> _What this task involves_: Repeat the listing in full, preserving every character.
## START Stored records
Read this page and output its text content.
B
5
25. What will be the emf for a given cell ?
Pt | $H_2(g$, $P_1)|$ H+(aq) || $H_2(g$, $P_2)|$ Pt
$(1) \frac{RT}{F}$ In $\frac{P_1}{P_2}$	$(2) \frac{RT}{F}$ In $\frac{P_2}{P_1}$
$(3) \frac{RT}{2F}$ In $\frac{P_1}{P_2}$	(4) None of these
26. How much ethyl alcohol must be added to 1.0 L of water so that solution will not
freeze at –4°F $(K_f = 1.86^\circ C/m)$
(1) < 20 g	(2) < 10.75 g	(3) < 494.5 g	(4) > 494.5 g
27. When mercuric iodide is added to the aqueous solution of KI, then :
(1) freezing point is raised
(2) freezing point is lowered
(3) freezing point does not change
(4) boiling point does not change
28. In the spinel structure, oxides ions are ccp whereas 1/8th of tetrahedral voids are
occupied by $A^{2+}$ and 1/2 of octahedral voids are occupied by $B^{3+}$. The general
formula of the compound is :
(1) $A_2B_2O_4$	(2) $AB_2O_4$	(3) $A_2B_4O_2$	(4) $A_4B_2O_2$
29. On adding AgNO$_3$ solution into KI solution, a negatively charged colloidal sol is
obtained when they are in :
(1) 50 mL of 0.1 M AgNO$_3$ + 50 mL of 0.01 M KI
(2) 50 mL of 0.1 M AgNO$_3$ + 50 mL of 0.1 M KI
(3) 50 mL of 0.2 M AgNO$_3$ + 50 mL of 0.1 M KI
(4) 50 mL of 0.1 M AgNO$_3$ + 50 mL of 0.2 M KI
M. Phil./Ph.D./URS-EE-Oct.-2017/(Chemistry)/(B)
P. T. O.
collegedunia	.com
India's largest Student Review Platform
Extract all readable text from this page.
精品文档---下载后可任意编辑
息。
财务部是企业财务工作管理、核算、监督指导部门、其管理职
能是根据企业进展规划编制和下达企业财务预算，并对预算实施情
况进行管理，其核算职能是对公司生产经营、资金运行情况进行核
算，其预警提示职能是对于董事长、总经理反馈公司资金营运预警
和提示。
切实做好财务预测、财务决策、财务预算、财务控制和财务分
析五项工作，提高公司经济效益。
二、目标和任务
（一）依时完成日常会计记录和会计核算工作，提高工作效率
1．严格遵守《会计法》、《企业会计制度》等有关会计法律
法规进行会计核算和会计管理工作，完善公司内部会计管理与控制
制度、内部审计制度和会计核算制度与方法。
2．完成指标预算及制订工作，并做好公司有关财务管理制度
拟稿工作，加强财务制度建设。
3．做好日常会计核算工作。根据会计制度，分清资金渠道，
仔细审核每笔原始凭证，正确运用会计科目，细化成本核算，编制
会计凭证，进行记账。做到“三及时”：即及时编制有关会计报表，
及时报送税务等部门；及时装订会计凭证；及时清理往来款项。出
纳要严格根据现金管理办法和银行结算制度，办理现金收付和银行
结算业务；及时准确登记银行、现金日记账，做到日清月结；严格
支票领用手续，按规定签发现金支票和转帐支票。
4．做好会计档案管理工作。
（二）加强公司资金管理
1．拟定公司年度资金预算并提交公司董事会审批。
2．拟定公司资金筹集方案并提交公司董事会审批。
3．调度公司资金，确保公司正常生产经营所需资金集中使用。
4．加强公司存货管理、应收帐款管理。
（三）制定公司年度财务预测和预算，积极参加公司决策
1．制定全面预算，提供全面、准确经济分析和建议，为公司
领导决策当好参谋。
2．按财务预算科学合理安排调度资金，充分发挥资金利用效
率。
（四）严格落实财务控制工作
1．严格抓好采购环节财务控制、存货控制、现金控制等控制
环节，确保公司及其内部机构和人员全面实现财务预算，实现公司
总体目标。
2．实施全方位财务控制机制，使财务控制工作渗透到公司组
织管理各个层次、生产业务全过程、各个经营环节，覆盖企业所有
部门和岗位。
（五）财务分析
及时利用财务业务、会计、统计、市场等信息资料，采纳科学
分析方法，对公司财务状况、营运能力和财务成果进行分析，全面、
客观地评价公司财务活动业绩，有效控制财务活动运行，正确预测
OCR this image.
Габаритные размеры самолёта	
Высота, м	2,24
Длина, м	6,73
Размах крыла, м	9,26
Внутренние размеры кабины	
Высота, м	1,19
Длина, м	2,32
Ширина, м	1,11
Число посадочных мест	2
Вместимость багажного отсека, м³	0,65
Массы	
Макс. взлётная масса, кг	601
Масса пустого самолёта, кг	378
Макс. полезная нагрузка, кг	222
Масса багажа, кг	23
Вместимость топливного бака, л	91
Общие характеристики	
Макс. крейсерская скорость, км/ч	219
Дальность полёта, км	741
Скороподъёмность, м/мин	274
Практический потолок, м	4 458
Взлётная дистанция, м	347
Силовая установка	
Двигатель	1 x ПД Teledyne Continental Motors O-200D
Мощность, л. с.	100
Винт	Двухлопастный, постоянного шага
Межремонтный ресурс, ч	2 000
## END Stored records
> _The answer_:
Read this page and output its text content.
B
5
25. What will be the emf for a given cell ?
Pt | $H_2(g$, $P_1)|$ H+(aq) || $H_2(g$, $P_2)|$ Pt
$(1) \frac{RT}{F}$ In $\frac{P_1}{P_2}$	$(2) \frac{RT}{F}$ In $\frac{P_2}{P_1}$
$(3) \frac{RT}{2F}$ In $\frac{P_1}{P_2}$	(4) None of these
26. How much ethyl alcohol must be added to 1.0 L of water so that solution will not
freeze at –4°F $(K_f = 1.86^\circ C/m)$
(1) < 20 g	(2) < 10.75 g	(3) < 494.5 g	(4) > 494.5 g
27. When mercuric iodide is added to the aqueous solution of KI, then :
(1) freezing point is raised
(2) freezing point is lowered
(3) freezing point does not change
(4) boiling point does not change
28. In the spinel structure, oxides ions are ccp whereas 1/8th of tetrahedral voids are
occupied by $A^{2+}$ and 1/2 of octahedral voids are occupied by $B^{3+}$. The general
formula of the compound is :
(1) $A_2B_2O_4$	(2) $AB_2O_4$	(3) $A_2B_4O_2$	(4) $A_4B_2O_2$
29. On adding AgNO$_3$ solution into KI solution, a negatively charged colloidal sol is
obtained when they are in :
(1) 50 mL of 0.1 M AgNO$_3$ + 50 mL of 0.01 M KI
(2) 50 mL of 0.1 M AgNO$_3$ + 50 mL of 0.1 M KI
(3) 50 mL of 0.2 M AgNO$_3$ + 50 mL of 0.1 M KI
(4) 50 mL of 0.1 M AgNO$_3$ + 50 mL of 0.2 M KI
M. Phil./Ph.D./URS-EE-Oct.-2017/(Chemistry)/(B)
P. T. O.
collegedunia	.com
India's largest Student Review Platform
Extract all readable text from this page.
精品文档---下载后可任意编辑
息。
财务部是企业财务工作管理、核算、监督指导部门、其管理职
能是根据企业进展规划编制和下达企业财务预算，并对预算实施情
况进行管理，其核算职能是对公司生产经营、资金运行情况进行核
算，其预警提示职能是对于董事长、总经理反馈公司资金营运预警
和提示。
切实做好财务预测、财务决策、财务预算、财务控制和财务分
析五项工作，提高公司经济效益。
二、目标和任务
（一）依时完成日常会计记录和会计核算工作，提高工作效率
1．严格遵守《会计法》、《企业会计制度》等有关会计法律
法规进行会计核算和会计管理工作，完善公司内部会计管理与控制
制度、内部审计制度和会计核算制度与方法。
2．完成指标预算及制订工作，并做好公司有关财务管理制度
拟稿工作，加强财务制度建设。
3．做好日常会计核算工作。根据会计制度，分清资金渠道，
仔细审核每笔原始凭证，正确运用会计科目，细化成本核算，编制
会计凭证，进行记账。做到“三及时”：即及时编制有关会计报表，
及时报送税务等部门；及时装订会计凭证；及时清理往来款项。出
纳要严格根据现金管理办法和银行结算制度，办理现金收付和银行
结算业务；及时准确登记银行、现金日记账，做到日清月结；严格
支票领用手续，按规定签发现金支票和转帐支票。
4．做好会计档案管理工作。
（二）加强公司资金管理
1．拟定公司年度资金预算并提交公司董事会审批。
2．拟定公司资金筹集方案并提交公司董事会审批。
3．调度公司资金，确保公司正常生产经营所需资金集中使用。
4．加强公司存货管理、应收帐款管理。
（三）制定公司年度财务预测和预算，积极参加公司决策
1．制定全面预算，提供全面、准确经济分析和建议，为公司
领导决策当好参谋。
2．按财务预算科学合理安排调度资金，充分发挥资金利用效
率。
（四）严格落实财务控制工作
1．严格抓好采购环节财务控制、存货控制、现金控制等控制
环节，确保公司及其内部机构和人员全面实现财务预算，实现公司
总体目标。
2．实施全方位财务控制机制，使财务控制工作渗透到公司组
织管理各个层次、生产业务全过程、各个经营环节，覆盖企业所有
部门和岗位。
（五）财务分析
及时利用财务业务、会计、统计、市场等信息资料，采纳科学
分析方法，对公司财务状况、营运能力和财务成果进行分析，全面、
客观地评价公司财务活动业绩，有效控制财务活动运行，正确预测
OCR this image.
Габаритные размеры самолёта	
Высота, м	2,24
Длина, м	6,73
Размах крыла, м	9,26
Внутренние размеры кабины	
Высота, м	1,19
Длина, м	2,32
Ширина, м	1,11
Число посадочных мест	2
Вместимость багажного отсека, м³	0,65
Массы	
Макс. взлётная масса, кг	601
Масса пустого самолёта, кг	378
Макс. полезная нагрузка, кг	222
Масса багажа, кг	23
Вместимость топливного бака, л	91
Общие характеристики	
Макс. крейсерская скорость, км/ч	219
Дальность полёта, км	741
Скороподъёмность, м/мин	274
Практический потолок, м	4 458
Взлётная дистанция, м	347
Силовая установка	
Двигатель	1 x ПД Teledyne Continental Motors O-200D
Мощность, л. с.	100
Винт	Двухлопастный, постоянного шага
Межремонтный ресурс, ч	2 000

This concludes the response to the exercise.